_Objective_
Return every line of the data below verbatim, but leave out the pictures.

** Start **

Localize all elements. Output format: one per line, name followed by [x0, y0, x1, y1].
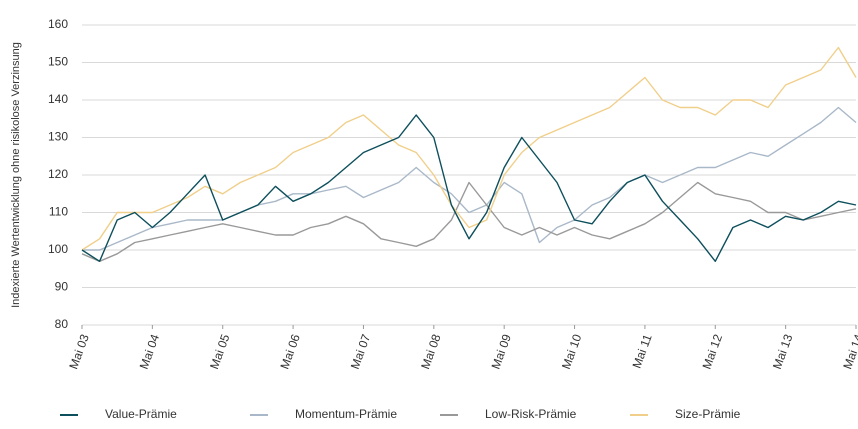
y-tick-label: 110 — [49, 205, 68, 219]
y-tick-label: 90 — [55, 280, 69, 294]
legend-label: Low-Risk-Prämie — [485, 407, 577, 421]
series-line — [82, 106, 857, 251]
x-tick-label: Mai 07 — [348, 332, 374, 371]
series-line — [81, 181, 857, 262]
x-tick-label: Mai 05 — [207, 332, 233, 371]
x-tick-label: Mai 03 — [66, 332, 92, 371]
legend-label: Value-Prämie — [105, 407, 177, 421]
y-tick-label: 100 — [48, 242, 68, 256]
x-tick-label: Mai 08 — [418, 332, 444, 371]
x-tick-label: Mai 13 — [770, 332, 796, 371]
y-tick-label: 140 — [48, 92, 68, 106]
x-tick-label: Mai 04 — [137, 332, 163, 371]
y-tick-label: 130 — [48, 130, 68, 144]
legend-label: Momentum-Prämie — [295, 407, 397, 421]
y-tick-label: 150 — [48, 55, 68, 69]
x-tick-label: Mai 10 — [559, 332, 585, 371]
x-tick-label: Mai 11 — [630, 332, 655, 370]
y-tick-label: 120 — [48, 167, 68, 181]
y-tick-label: 160 — [48, 17, 68, 31]
x-tick-label: Mai 14 — [840, 332, 858, 371]
y-tick-label: 80 — [55, 317, 69, 331]
x-tick-label: Mai 09 — [489, 332, 515, 371]
x-tick-label: Mai 06 — [277, 332, 303, 371]
series-line — [81, 114, 857, 262]
legend-label: Size-Prämie — [675, 407, 741, 421]
x-tick-label: Mai 12 — [700, 332, 726, 371]
y-axis-label: Indexierte Wertentwicklung ohne risikolo… — [10, 42, 22, 308]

** End **

_Answer to the task_
Localize all elements. Output format: one per line, name followed by [x0, y0, x1, y1].
y-tick-label: 110 — [49, 205, 68, 219]
y-tick-label: 90 — [55, 280, 69, 294]
legend-label: Low-Risk-Prämie — [485, 407, 577, 421]
series-line — [82, 106, 857, 251]
x-tick-label: Mai 07 — [348, 332, 374, 371]
series-line — [81, 181, 857, 262]
x-tick-label: Mai 05 — [207, 332, 233, 371]
x-tick-label: Mai 03 — [66, 332, 92, 371]
legend-label: Value-Prämie — [105, 407, 177, 421]
y-tick-label: 100 — [48, 242, 68, 256]
x-tick-label: Mai 08 — [418, 332, 444, 371]
x-tick-label: Mai 13 — [770, 332, 796, 371]
y-tick-label: 140 — [48, 92, 68, 106]
x-tick-label: Mai 04 — [137, 332, 163, 371]
y-tick-label: 130 — [48, 130, 68, 144]
legend-label: Momentum-Prämie — [295, 407, 397, 421]
y-tick-label: 150 — [48, 55, 68, 69]
x-tick-label: Mai 10 — [559, 332, 585, 371]
x-tick-label: Mai 11 — [630, 332, 655, 370]
y-tick-label: 120 — [48, 167, 68, 181]
y-tick-label: 160 — [48, 17, 68, 31]
x-tick-label: Mai 14 — [840, 332, 858, 371]
y-tick-label: 80 — [55, 317, 69, 331]
x-tick-label: Mai 09 — [489, 332, 515, 371]
x-tick-label: Mai 06 — [277, 332, 303, 371]
series-line — [81, 114, 857, 262]
legend-label: Size-Prämie — [675, 407, 741, 421]
x-tick-label: Mai 12 — [700, 332, 726, 371]
y-axis-label: Indexierte Wertentwicklung ohne risikolo… — [10, 42, 22, 308]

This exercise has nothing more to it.